Task statement: Where a line of the material contains the string "highlight", copy that line.

Extracted data:
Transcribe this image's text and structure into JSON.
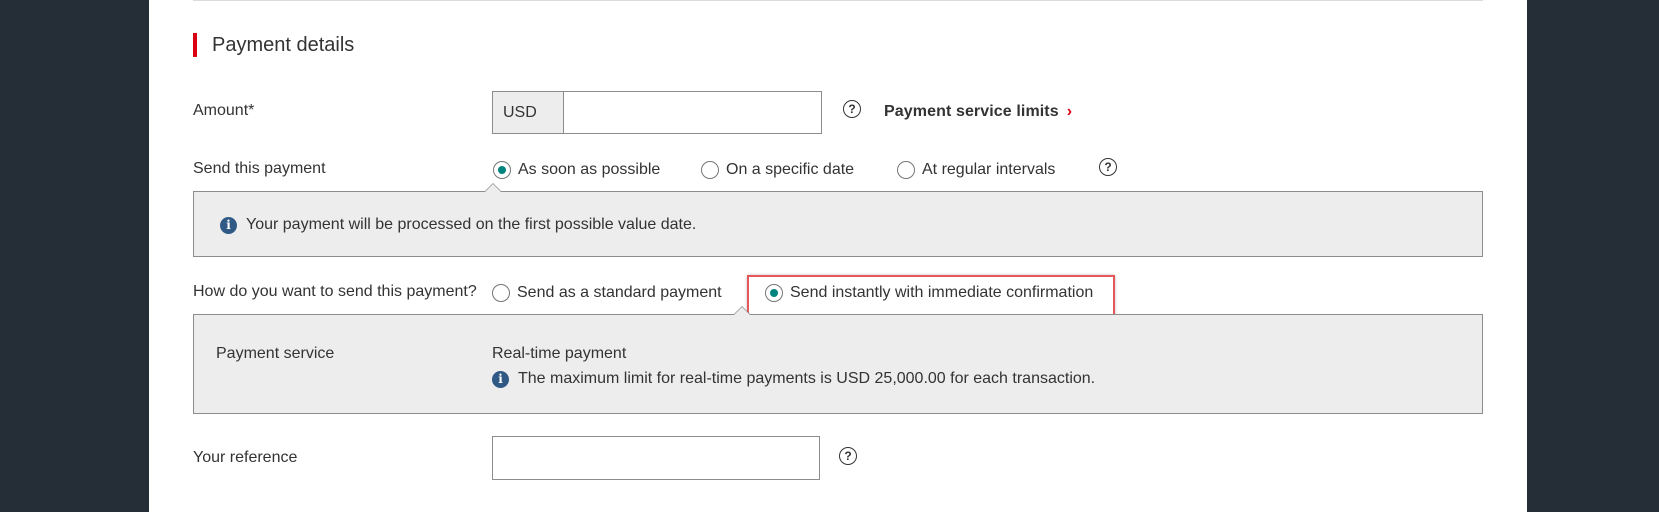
{
  "section": {
    "title": "Payment details"
  },
  "amount": {
    "label": "Amount*",
    "currency": "USD",
    "value": "",
    "limits_link": "Payment service limits"
  },
  "send_timing": {
    "label": "Send this payment",
    "options": [
      {
        "label": "As soon as possible",
        "checked": true
      },
      {
        "label": "On a specific date",
        "checked": false
      },
      {
        "label": "At regular intervals",
        "checked": false
      }
    ],
    "info": "Your payment will be processed on the first possible value date."
  },
  "send_method": {
    "label": "How do you want to send this payment?",
    "options": [
      {
        "label": "Send as a standard payment",
        "checked": false
      },
      {
        "label": "Send instantly with immediate confirmation",
        "checked": true
      }
    ],
    "service_label": "Payment service",
    "service_value": "Real-time payment",
    "limit_info": "The maximum limit for real-time payments is USD 25,000.00 for each transaction."
  },
  "reference": {
    "label": "Your reference",
    "value": ""
  },
  "icons": {
    "help": "?",
    "info": "i",
    "chevron": "›"
  },
  "colors": {
    "accent_red": "#db0011",
    "radio_teal": "#00847f",
    "info_blue": "#305a85",
    "highlight": "#e4575a"
  }
}
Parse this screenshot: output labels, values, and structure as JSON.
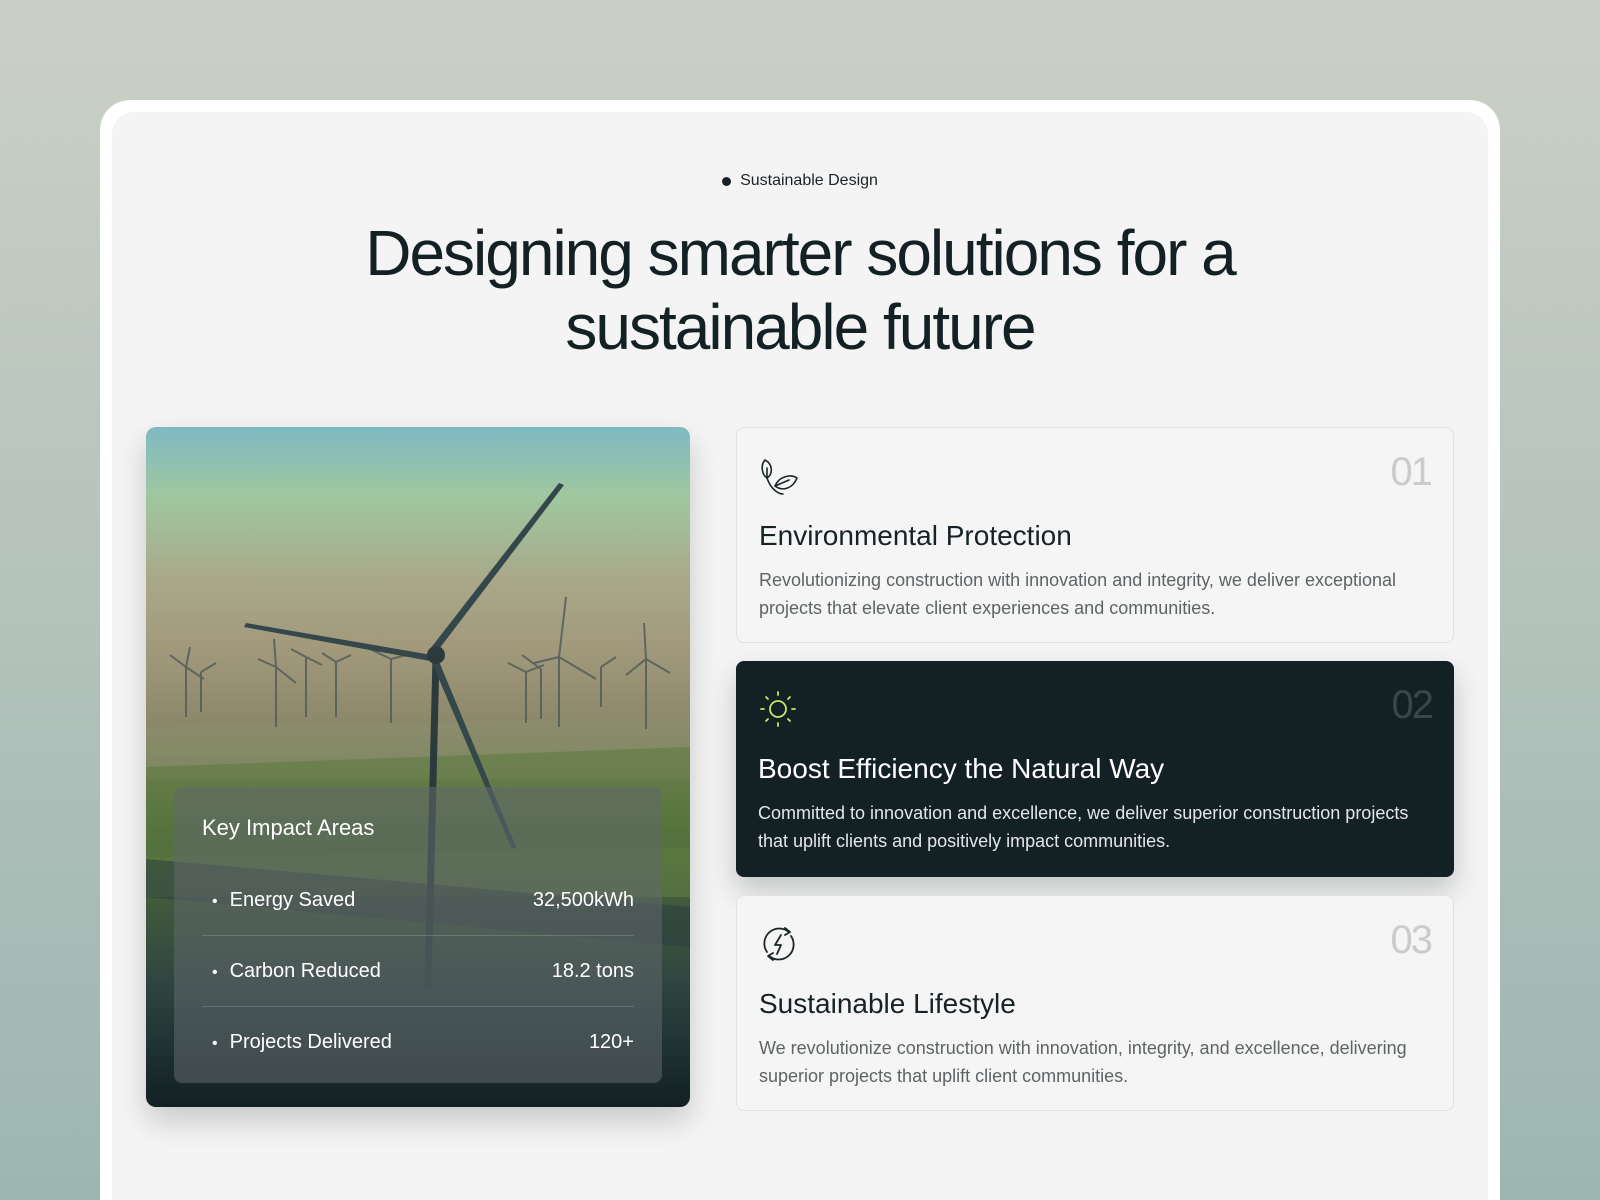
{
  "eyebrow": "Sustainable Design",
  "headline": {
    "line1": "Designing smarter solutions for a",
    "line2": "sustainable future"
  },
  "impact": {
    "title": "Key Impact Areas",
    "rows": [
      {
        "label": "Energy Saved",
        "value": "32,500kWh"
      },
      {
        "label": "Carbon Reduced",
        "value": "18.2 tons"
      },
      {
        "label": "Projects Delivered",
        "value": "120+"
      }
    ]
  },
  "features": [
    {
      "number": "01",
      "icon": "leaf-icon",
      "title": "Environmental Protection",
      "text": "Revolutionizing construction with innovation and integrity, we deliver exceptional projects that elevate client experiences and communities."
    },
    {
      "number": "02",
      "icon": "sun-icon",
      "title": "Boost Efficiency the Natural Way",
      "text": "Committed to innovation and excellence, we deliver superior construction projects that uplift clients and positively impact communities."
    },
    {
      "number": "03",
      "icon": "renewable-energy-icon",
      "title": "Sustainable Lifestyle",
      "text": "We revolutionize construction with innovation, integrity, and excellence, delivering superior projects that uplift client communities."
    }
  ],
  "colors": {
    "dark": "#132024",
    "accent": "#c8e66a",
    "panel": "#f4f4f4"
  }
}
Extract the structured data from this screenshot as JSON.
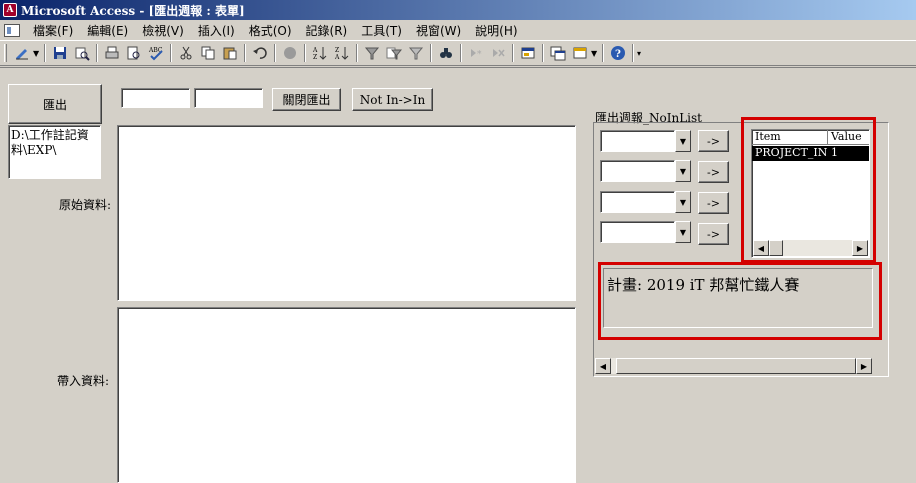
{
  "window": {
    "title": "Microsoft Access - [匯出週報 : 表單]"
  },
  "menu": {
    "items": [
      "檔案(F)",
      "編輯(E)",
      "檢視(V)",
      "插入(I)",
      "格式(O)",
      "記錄(R)",
      "工具(T)",
      "視窗(W)",
      "說明(H)"
    ]
  },
  "toolbar": {
    "icons": [
      "design-view-icon",
      "save-icon",
      "search-icon",
      "print-icon",
      "print-preview-icon",
      "spell-check-icon",
      "cut-icon",
      "copy-icon",
      "paste-icon",
      "undo-icon",
      "hyperlink-icon",
      "sort-ascending-icon",
      "sort-descending-icon",
      "filter-by-selection-icon",
      "filter-by-form-icon",
      "apply-filter-icon",
      "find-icon",
      "new-record-icon",
      "delete-record-icon",
      "properties-icon",
      "database-window-icon",
      "new-object-icon",
      "help-icon"
    ]
  },
  "form": {
    "export_button": "匯出",
    "close_export_button": "關閉匯出",
    "not_in_button": "Not In->In",
    "path_text": "D:\\工作註記資料\\EXP\\",
    "original_data_label": "原始資料:",
    "import_data_label": "帶入資料:",
    "group_label": "匯出週報_NoInList",
    "arrow_buttons": [
      "->",
      "->",
      "->",
      "->"
    ],
    "list": {
      "columns": [
        "Item",
        "Value"
      ],
      "rows": [
        {
          "item": "PROJECT_INI",
          "value": "1"
        }
      ]
    },
    "project_text": "計畫: 2019 iT 邦幫忙鐵人賽"
  },
  "colors": {
    "highlight": "#d40000",
    "title_bar": "#0a246a",
    "selection": "#000000"
  }
}
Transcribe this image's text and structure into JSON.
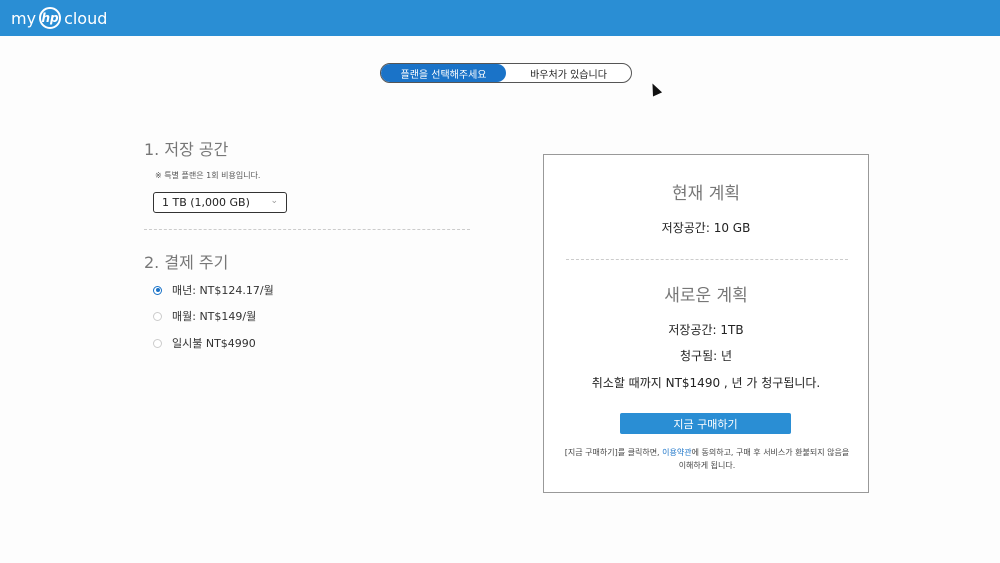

Result of the exercise:
    "highlight": "#e4575a"
    "highlight": "#d40000",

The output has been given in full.